— Begin SUPPLIED DATA —

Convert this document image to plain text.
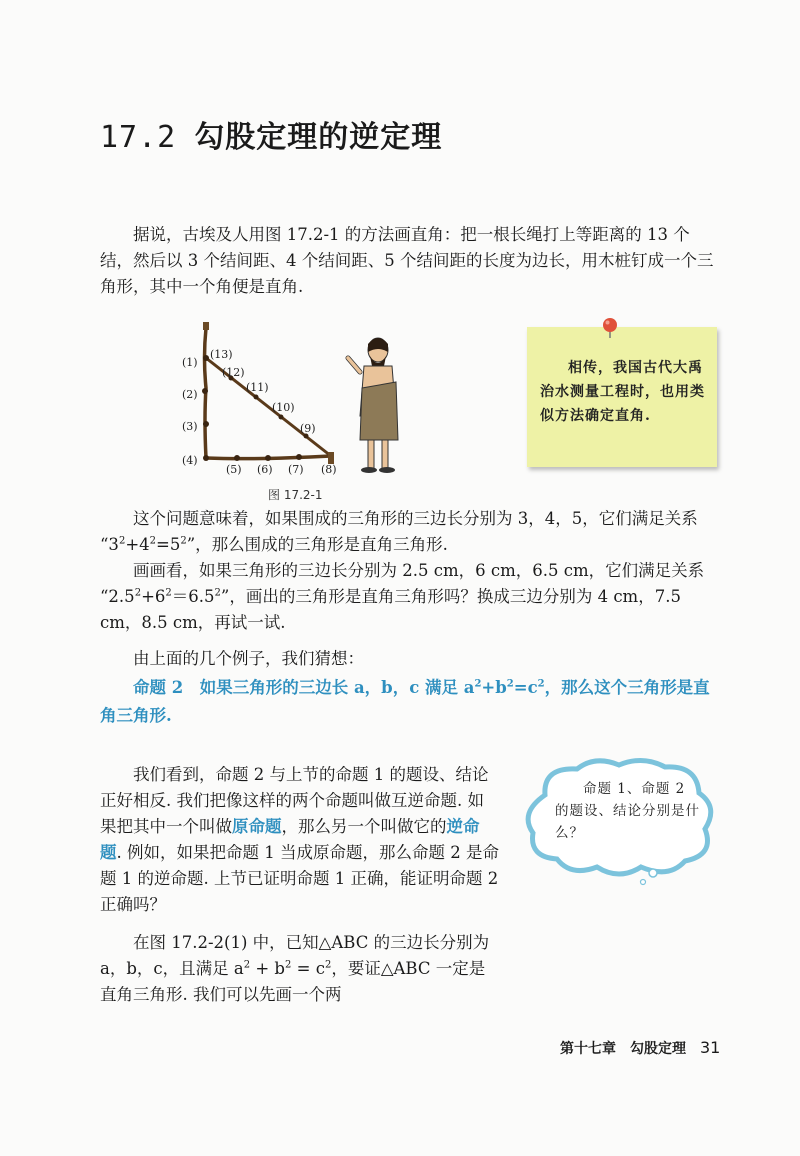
17.2 勾股定理的逆定理
据说，古埃及人用图 17.2-1 的方法画直角：把一根长绳打上等距离的 13 个结，然后以 3 个结间距、4 个结间距、5 个结间距的长度为边长，用木桩钉成一个三角形，其中一个角便是直角.
(1)
(2)
(3)
(4)
(5) (6) (7) (8)
(9)
(10)
(11)
(12)
(13)
图 17.2-1
相传，我国古代大禹治水测量工程时，也用类似方法确定直角.
这个问题意味着，如果围成的三角形的三边长分别为 3，4，5，它们满足关系 “$3^2+4^2=5^2$”，那么围成的三角形是直角三角形.
画画看，如果三角形的三边长分别为 2.5 cm，6 cm，6.5 cm，它们满足关系 “$2.5^2+6^2=6.5^2$”，画出的三角形是直角三角形吗？换成三边分别为 4 cm，7.5 cm，8.5 cm，再试一试.
由上面的几个例子，我们猜想：
命题 2　如果三角形的三边长 a，b，c 满足 $a^2+b^2=c^2$，那么这个三角形是直角三角形.
我们看到，命题 2 与上节的命题 1 的题设、结论正好相反. 我们把像这样的两个命题叫做互逆命题. 如果把其中一个叫做原命题，那么另一个叫做它的逆命题. 例如，如果把命题 1 当成原命题，那么命题 2 是命题 1 的逆命题. 上节已证明命题 1 正确，能证明命题 2 正确吗？
在图 17.2-2(1) 中，已知△ABC 的三边长分别为 a，b，c，且满足 $a^2 + b^2 = c^2$，要证△ABC 一定是直角三角形. 我们可以先画一个两
命题 1、命题 2 的题设、结论分别是什么？
第十七章　勾股定理 31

— End SUPPLIED DATA —

Copy out each line of the records where the string "它们满足关系" appears.

=== WORKED SOLUTION ===
这个问题意味着，如果围成的三角形的三边长分别为 3，4，5，它们满足关系 “$3^2+4^2=5^2$”，那么围成的三角形是直角三角形.
画画看，如果三角形的三边长分别为 2.5 cm，6 cm，6.5 cm，它们满足关系 “$2.5^2+6^2=6.5^2$”，画出的三角形是直角三角形吗？换成三边分别为 4 cm，7.5 cm，8.5 cm，再试一试.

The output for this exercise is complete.